- Goal: Copy the lines that follow, keeping every character the same.

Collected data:
--------

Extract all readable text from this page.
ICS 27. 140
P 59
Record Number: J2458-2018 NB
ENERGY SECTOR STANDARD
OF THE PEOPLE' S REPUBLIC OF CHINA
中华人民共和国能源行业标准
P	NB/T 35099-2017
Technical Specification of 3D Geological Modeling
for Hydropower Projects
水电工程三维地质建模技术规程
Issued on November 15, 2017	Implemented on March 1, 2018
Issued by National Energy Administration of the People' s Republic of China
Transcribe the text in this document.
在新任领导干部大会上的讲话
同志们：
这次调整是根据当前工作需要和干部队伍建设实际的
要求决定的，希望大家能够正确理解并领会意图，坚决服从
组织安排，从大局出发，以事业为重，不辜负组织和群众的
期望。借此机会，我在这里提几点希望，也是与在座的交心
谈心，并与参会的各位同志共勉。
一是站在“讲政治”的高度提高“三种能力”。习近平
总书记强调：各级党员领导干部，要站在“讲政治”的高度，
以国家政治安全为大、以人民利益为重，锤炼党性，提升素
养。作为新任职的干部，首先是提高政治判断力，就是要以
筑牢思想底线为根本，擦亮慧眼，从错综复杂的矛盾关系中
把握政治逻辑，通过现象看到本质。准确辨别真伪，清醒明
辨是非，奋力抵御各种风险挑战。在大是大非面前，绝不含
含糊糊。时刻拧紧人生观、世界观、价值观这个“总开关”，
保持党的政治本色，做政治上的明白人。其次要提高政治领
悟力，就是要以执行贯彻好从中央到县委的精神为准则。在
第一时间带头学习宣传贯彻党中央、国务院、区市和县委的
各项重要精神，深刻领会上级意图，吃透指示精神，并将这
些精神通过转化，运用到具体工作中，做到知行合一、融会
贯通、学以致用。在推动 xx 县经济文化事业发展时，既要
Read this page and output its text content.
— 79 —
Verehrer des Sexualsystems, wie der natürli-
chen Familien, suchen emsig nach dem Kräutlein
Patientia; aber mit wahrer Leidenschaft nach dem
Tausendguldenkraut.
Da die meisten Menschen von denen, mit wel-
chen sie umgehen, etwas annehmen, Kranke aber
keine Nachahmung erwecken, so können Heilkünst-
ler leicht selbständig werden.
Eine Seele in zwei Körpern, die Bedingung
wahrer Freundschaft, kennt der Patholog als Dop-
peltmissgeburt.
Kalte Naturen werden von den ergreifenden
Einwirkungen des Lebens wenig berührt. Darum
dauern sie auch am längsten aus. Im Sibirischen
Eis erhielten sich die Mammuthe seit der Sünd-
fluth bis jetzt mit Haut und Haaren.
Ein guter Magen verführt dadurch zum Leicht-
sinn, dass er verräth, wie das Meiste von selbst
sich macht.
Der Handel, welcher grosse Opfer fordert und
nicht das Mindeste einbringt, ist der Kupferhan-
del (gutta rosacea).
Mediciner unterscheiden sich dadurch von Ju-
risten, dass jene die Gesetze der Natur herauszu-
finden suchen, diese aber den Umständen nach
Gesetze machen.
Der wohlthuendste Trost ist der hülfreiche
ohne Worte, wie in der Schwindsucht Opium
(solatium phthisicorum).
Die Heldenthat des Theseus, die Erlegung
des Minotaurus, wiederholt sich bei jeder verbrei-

--------

- Solution:
Extract all readable text from this page.
ICS 27. 140
P 59
Record Number: J2458-2018 NB
ENERGY SECTOR STANDARD
OF THE PEOPLE' S REPUBLIC OF CHINA
中华人民共和国能源行业标准
P	NB/T 35099-2017
Technical Specification of 3D Geological Modeling
for Hydropower Projects
水电工程三维地质建模技术规程
Issued on November 15, 2017	Implemented on March 1, 2018
Issued by National Energy Administration of the People' s Republic of China
Transcribe the text in this document.
在新任领导干部大会上的讲话
同志们：
这次调整是根据当前工作需要和干部队伍建设实际的
要求决定的，希望大家能够正确理解并领会意图，坚决服从
组织安排，从大局出发，以事业为重，不辜负组织和群众的
期望。借此机会，我在这里提几点希望，也是与在座的交心
谈心，并与参会的各位同志共勉。
一是站在“讲政治”的高度提高“三种能力”。习近平
总书记强调：各级党员领导干部，要站在“讲政治”的高度，
以国家政治安全为大、以人民利益为重，锤炼党性，提升素
养。作为新任职的干部，首先是提高政治判断力，就是要以
筑牢思想底线为根本，擦亮慧眼，从错综复杂的矛盾关系中
把握政治逻辑，通过现象看到本质。准确辨别真伪，清醒明
辨是非，奋力抵御各种风险挑战。在大是大非面前，绝不含
含糊糊。时刻拧紧人生观、世界观、价值观这个“总开关”，
保持党的政治本色，做政治上的明白人。其次要提高政治领
悟力，就是要以执行贯彻好从中央到县委的精神为准则。在
第一时间带头学习宣传贯彻党中央、国务院、区市和县委的
各项重要精神，深刻领会上级意图，吃透指示精神，并将这
些精神通过转化，运用到具体工作中，做到知行合一、融会
贯通、学以致用。在推动 xx 县经济文化事业发展时，既要
Read this page and output its text content.
— 79 —
Verehrer des Sexualsystems, wie der natürli-
chen Familien, suchen emsig nach dem Kräutlein
Patientia; aber mit wahrer Leidenschaft nach dem
Tausendguldenkraut.
Da die meisten Menschen von denen, mit wel-
chen sie umgehen, etwas annehmen, Kranke aber
keine Nachahmung erwecken, so können Heilkünst-
ler leicht selbständig werden.
Eine Seele in zwei Körpern, die Bedingung
wahrer Freundschaft, kennt der Patholog als Dop-
peltmissgeburt.
Kalte Naturen werden von den ergreifenden
Einwirkungen des Lebens wenig berührt. Darum
dauern sie auch am längsten aus. Im Sibirischen
Eis erhielten sich die Mammuthe seit der Sünd-
fluth bis jetzt mit Haut und Haaren.
Ein guter Magen verführt dadurch zum Leicht-
sinn, dass er verräth, wie das Meiste von selbst
sich macht.
Der Handel, welcher grosse Opfer fordert und
nicht das Mindeste einbringt, ist der Kupferhan-
del (gutta rosacea).
Mediciner unterscheiden sich dadurch von Ju-
risten, dass jene die Gesetze der Natur herauszu-
finden suchen, diese aber den Umständen nach
Gesetze machen.
Der wohlthuendste Trost ist der hülfreiche
ohne Worte, wie in der Schwindsucht Opium
(solatium phthisicorum).
Die Heldenthat des Theseus, die Erlegung
des Minotaurus, wiederholt sich bei jeder verbrei-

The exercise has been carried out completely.